Render the material again word for word, skipping the pictures in it.

(Records contained in a dataset)
--*--
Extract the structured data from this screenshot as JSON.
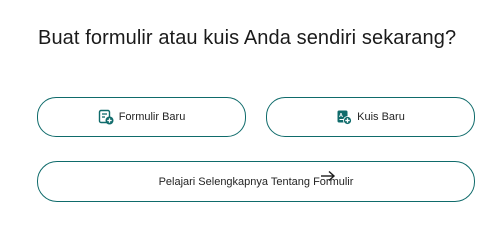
{
  "heading": "Buat formulir atau kuis Anda sendiri sekarang?",
  "buttons": {
    "new_form": "Formulir Baru",
    "new_quiz": "Kuis Baru",
    "learn_more": "Pelajari Selengkapnya Tentang Formulir"
  },
  "icons": {
    "new_form": "form-add-icon",
    "new_quiz": "quiz-add-icon",
    "learn_more": "arrow-right-icon"
  },
  "colors": {
    "accent": "#0f6b6b",
    "border": "#0f6b6b",
    "text": "#242424"
  }
}
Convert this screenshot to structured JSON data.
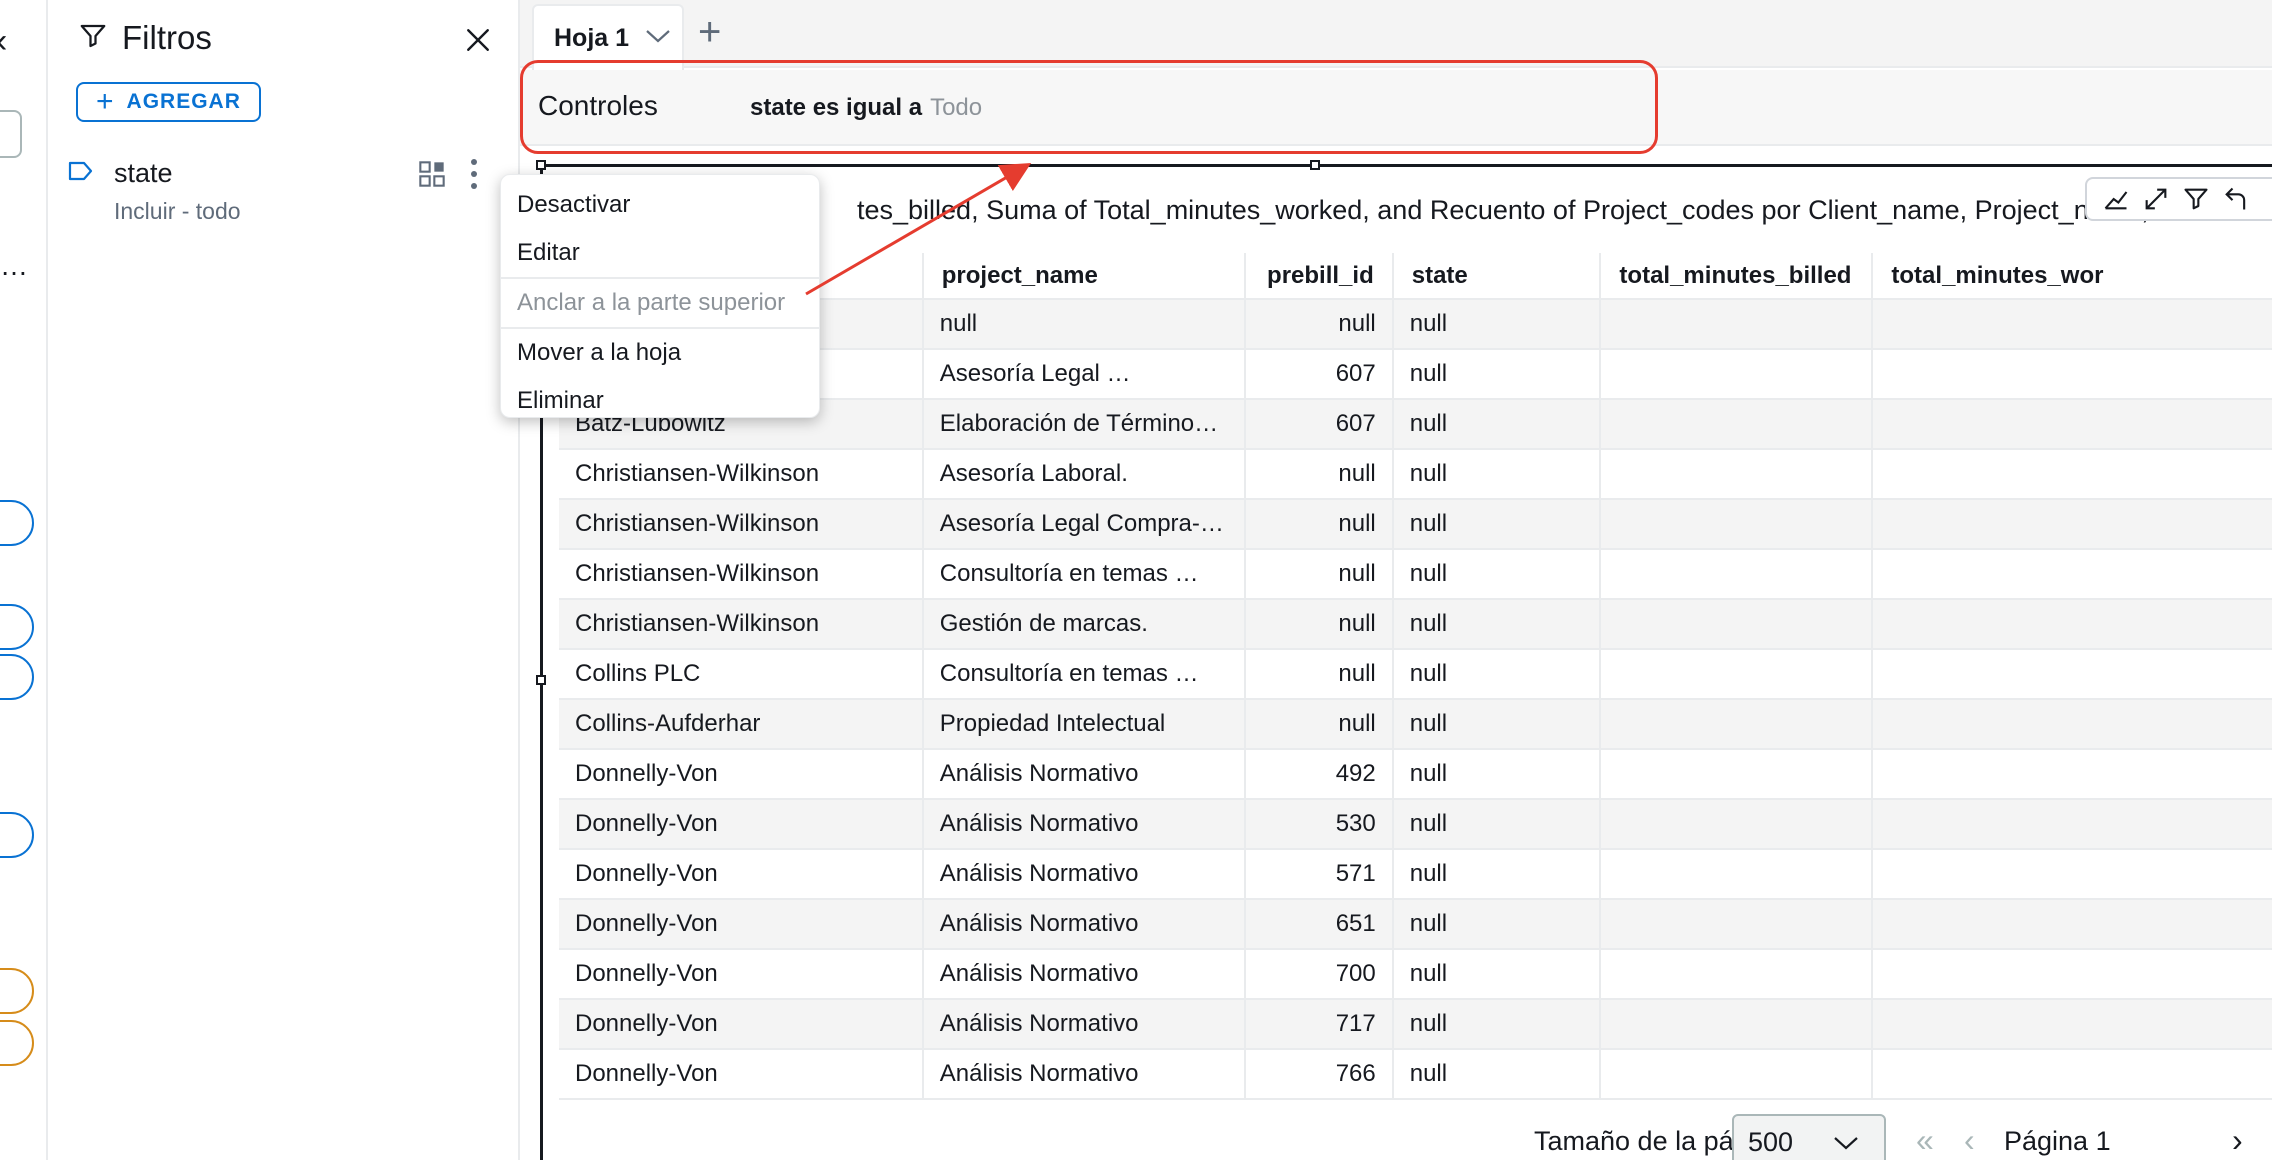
--*--
* _Result for this task_
Extract the structured data from this screenshot as JSON.
{
  "heading": "Buat formulir atau kuis Anda sendiri sekarang?",
  "buttons": {
    "new_form": "Formulir Baru",
    "new_quiz": "Kuis Baru",
    "learn_more": "Pelajari Selengkapnya Tentang Formulir"
  },
  "icons": {
    "new_form": "form-add-icon",
    "new_quiz": "quiz-add-icon",
    "learn_more": "arrow-right-icon"
  },
  "colors": {
    "accent": "#0f6b6b",
    "border": "#0f6b6b",
    "text": "#242424"
  }
}
Convert this screenshot to structured JSON data.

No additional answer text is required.